:: Tarea pedida 1 ::
Según el texto sobre Telmex, ¿qué día anunció Carlos Slim que la empresa estaba en números rojos?

:: Texto de origen ::

Teléfono (Des)ocupado
El 12 de febrero de 2024 el todopoderoso magnate de las telecomunicaciones, Carlos Slim, salió de su lujosa caverna y se quitó las transfusiones de sangre joven (porque qué más hace la gente opulenta). Anunció que la empresa que lo convirtió en el hombre más rico del mundo, Telmex, estaba en números rojos y ya no era negocio.
Pero hubo un tiempo en que esos números eran verde esmeralda, destellantes. A eso contribuyeron los teléfonos públicos de tarjeta Ladatel. En el México noventero, Telmex instaló una cantidad absurda de teléfonos públicos que se usaban con tarjetas de prepago y que reemplazaron a los teléfonos públicos de monedas.

:: Tarea pedida 2 ::
Cambia "prosecuted" por "charged" en los registros, empezando en la primera línea y terminando en la que contiene "28, 1641, 84]", ambas incluidas. Escribe solo esas líneas, sin ningún otro cambio.

:: Datos de origen ::
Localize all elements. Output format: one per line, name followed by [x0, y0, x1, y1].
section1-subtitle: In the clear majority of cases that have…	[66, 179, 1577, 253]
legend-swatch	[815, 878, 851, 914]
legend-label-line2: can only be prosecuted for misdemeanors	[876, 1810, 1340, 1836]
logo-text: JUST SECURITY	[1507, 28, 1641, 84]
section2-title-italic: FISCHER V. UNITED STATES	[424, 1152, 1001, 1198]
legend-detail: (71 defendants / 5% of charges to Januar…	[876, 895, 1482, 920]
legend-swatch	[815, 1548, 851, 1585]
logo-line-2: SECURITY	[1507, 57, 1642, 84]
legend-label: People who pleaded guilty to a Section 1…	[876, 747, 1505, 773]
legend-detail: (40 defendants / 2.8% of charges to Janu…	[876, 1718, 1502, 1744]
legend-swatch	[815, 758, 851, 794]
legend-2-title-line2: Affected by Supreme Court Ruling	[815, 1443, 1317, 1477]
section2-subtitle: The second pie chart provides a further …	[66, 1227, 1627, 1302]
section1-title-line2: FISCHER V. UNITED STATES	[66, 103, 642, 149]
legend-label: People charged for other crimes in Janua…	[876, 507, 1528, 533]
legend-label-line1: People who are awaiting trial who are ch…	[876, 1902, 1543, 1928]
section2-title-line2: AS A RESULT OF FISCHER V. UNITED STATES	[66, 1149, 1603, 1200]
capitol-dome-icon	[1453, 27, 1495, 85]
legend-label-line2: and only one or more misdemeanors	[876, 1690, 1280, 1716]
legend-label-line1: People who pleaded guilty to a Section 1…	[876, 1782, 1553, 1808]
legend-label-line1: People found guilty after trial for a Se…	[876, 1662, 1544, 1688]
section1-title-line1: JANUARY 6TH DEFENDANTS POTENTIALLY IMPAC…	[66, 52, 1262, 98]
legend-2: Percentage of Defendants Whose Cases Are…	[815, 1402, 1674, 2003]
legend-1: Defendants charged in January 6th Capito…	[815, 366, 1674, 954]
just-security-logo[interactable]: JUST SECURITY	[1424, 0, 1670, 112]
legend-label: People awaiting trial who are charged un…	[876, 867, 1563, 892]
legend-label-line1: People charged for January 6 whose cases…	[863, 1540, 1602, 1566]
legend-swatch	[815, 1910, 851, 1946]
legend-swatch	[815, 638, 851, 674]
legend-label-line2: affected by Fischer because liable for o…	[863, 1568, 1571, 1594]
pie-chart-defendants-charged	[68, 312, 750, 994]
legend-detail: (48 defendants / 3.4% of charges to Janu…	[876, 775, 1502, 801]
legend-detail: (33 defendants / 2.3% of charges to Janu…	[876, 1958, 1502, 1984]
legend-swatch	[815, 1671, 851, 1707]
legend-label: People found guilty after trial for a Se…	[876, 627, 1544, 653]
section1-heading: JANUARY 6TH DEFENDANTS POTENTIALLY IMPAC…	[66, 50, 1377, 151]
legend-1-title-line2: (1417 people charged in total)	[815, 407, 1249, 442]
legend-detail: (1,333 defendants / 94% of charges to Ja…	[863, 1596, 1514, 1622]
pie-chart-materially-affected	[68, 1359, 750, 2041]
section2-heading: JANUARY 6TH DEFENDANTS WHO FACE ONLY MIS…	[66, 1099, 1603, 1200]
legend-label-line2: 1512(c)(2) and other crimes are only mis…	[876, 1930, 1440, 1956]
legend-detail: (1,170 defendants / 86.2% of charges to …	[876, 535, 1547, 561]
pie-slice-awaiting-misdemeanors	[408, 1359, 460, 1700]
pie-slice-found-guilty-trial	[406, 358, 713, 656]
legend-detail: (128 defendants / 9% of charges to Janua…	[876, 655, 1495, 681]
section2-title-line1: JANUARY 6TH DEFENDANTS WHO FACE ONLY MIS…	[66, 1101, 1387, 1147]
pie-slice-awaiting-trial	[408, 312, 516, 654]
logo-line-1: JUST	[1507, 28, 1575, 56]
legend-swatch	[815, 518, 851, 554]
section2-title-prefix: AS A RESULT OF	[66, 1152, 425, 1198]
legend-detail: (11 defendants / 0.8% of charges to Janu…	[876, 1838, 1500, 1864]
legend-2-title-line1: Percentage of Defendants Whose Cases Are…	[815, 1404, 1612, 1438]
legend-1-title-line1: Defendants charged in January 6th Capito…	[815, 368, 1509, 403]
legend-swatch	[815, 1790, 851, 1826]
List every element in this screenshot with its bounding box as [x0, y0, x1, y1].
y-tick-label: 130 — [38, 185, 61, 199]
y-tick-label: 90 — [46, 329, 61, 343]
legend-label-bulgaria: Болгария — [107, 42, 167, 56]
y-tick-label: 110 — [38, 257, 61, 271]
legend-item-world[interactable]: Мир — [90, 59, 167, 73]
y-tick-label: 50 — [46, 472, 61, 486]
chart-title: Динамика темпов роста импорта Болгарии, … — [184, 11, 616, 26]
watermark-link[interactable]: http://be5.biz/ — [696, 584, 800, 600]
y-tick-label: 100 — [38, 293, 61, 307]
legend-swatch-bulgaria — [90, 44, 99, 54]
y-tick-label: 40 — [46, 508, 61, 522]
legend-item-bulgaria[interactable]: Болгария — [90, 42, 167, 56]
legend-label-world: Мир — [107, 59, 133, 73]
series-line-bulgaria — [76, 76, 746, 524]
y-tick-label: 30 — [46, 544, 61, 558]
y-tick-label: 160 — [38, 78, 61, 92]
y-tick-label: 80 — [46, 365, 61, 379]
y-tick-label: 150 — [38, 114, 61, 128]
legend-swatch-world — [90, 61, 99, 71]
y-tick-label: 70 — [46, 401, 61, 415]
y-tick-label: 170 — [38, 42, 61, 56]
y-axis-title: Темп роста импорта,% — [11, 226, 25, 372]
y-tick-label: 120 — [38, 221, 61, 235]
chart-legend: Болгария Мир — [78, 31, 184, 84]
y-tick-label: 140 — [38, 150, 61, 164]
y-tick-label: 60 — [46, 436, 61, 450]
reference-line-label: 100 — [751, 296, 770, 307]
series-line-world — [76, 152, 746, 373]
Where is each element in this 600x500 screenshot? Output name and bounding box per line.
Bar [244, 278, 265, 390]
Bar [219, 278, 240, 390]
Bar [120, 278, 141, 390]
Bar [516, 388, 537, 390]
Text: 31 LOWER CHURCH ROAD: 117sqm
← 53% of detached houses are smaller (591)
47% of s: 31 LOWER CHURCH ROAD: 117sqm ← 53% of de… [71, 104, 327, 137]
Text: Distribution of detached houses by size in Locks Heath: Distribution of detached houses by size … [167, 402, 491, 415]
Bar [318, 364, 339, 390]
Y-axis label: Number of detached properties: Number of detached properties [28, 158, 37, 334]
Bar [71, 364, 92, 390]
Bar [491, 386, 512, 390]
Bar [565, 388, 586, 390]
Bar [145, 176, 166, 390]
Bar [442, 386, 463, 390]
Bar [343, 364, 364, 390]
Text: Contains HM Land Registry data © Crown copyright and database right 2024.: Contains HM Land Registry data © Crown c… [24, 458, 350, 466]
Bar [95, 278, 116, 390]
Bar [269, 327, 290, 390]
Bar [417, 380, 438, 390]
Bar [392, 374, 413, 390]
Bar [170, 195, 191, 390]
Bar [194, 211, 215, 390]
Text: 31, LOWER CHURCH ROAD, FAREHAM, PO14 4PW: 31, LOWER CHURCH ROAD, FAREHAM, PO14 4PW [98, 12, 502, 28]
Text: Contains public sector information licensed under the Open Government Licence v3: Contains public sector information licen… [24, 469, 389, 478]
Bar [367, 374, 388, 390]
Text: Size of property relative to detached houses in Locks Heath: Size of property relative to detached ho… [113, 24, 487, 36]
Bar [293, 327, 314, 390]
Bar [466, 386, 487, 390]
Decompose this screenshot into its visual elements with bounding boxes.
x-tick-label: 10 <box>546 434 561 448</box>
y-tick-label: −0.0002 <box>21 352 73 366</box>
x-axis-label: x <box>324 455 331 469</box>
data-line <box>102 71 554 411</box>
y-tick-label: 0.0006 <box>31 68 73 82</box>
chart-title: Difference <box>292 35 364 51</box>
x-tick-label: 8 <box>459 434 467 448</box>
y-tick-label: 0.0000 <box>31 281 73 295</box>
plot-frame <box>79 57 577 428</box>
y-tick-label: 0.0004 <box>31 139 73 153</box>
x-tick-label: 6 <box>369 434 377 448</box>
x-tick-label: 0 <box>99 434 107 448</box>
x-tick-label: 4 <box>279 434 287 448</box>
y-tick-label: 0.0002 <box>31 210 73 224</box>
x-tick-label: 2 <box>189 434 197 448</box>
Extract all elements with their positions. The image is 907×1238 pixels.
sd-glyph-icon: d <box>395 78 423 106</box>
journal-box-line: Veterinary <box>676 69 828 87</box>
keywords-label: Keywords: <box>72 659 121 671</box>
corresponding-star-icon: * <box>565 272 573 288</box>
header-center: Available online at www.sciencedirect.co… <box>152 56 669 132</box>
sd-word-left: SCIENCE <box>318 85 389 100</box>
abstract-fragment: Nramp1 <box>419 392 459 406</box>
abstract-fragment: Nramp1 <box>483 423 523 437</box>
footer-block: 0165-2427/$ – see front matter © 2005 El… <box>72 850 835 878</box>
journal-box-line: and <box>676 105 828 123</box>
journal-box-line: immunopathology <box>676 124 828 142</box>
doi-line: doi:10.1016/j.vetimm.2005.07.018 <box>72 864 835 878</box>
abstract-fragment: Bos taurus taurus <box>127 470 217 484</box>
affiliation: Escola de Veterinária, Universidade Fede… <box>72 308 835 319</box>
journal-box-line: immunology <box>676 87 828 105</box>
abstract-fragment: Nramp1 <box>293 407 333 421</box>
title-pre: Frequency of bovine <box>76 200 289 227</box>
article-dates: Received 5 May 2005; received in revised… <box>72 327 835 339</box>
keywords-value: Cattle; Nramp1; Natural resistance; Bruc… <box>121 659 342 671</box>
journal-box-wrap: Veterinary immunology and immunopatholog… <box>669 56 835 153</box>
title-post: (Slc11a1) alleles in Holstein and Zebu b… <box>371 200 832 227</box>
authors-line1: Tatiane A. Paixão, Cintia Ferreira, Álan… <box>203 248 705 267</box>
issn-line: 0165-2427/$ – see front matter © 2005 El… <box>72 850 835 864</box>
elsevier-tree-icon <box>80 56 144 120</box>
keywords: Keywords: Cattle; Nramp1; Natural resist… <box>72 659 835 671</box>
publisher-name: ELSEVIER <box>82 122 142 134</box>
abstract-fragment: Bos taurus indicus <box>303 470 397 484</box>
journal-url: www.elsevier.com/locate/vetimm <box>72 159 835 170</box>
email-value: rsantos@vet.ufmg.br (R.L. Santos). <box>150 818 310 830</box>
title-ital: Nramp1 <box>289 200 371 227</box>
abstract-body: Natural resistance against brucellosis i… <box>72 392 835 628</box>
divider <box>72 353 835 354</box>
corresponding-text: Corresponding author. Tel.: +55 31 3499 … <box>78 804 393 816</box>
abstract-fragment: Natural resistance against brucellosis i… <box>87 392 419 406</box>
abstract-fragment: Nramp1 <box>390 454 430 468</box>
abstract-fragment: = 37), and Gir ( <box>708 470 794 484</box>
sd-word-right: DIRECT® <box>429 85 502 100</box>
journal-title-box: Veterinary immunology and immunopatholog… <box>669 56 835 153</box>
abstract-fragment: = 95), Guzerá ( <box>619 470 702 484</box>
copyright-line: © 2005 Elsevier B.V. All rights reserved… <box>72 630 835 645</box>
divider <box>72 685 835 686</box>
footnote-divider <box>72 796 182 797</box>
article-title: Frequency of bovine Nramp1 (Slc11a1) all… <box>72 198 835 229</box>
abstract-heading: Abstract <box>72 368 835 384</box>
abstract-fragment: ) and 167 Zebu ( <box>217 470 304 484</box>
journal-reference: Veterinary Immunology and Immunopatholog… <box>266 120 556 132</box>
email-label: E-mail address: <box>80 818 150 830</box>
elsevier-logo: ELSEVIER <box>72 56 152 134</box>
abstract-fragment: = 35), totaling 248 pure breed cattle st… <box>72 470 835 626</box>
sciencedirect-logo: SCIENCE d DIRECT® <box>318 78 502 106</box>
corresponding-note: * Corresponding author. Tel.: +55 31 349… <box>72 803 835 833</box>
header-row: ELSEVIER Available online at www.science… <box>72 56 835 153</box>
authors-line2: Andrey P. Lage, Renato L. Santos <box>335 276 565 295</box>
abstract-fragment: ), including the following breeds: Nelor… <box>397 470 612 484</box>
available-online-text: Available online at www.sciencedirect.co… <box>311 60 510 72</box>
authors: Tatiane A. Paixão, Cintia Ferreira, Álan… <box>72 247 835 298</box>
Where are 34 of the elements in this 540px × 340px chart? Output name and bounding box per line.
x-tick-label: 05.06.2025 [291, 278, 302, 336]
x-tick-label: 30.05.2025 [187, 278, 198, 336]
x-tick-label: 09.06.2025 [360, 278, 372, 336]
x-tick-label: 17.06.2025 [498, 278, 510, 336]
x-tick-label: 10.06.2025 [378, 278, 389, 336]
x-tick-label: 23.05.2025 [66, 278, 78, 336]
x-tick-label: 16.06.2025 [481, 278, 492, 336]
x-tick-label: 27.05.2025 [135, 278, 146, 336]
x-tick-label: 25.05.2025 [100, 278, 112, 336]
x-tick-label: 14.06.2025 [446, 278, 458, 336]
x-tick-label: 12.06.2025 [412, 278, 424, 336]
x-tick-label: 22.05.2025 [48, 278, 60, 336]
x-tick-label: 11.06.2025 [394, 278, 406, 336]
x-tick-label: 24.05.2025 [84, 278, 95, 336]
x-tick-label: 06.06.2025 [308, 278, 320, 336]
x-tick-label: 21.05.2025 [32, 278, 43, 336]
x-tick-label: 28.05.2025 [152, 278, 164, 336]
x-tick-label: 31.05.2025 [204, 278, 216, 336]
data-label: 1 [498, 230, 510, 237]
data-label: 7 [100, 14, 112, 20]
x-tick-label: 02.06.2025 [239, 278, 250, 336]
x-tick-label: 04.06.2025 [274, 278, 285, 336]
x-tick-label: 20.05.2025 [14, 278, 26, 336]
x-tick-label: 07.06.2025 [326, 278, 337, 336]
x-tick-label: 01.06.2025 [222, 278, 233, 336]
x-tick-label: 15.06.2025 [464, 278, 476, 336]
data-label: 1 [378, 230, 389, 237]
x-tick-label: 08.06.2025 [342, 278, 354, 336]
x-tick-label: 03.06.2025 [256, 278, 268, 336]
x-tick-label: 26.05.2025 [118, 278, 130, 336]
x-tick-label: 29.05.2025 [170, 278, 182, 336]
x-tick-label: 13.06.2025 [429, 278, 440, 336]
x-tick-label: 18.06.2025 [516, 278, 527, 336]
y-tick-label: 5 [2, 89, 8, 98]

:: Solución completa 1 ::
El 12 de febrero de 2024.

:: Solución completa 2 ::
Localize all elements. Output format: one per line, name followed by [x0, y0, x1, y1].
section1-subtitle: In the clear majority of cases that have…	[66, 179, 1577, 253]
legend-swatch	[815, 878, 851, 914]
legend-label-line2: can only be charged for misdemeanors	[876, 1810, 1340, 1836]
logo-text: JUST SECURITY	[1507, 28, 1641, 84]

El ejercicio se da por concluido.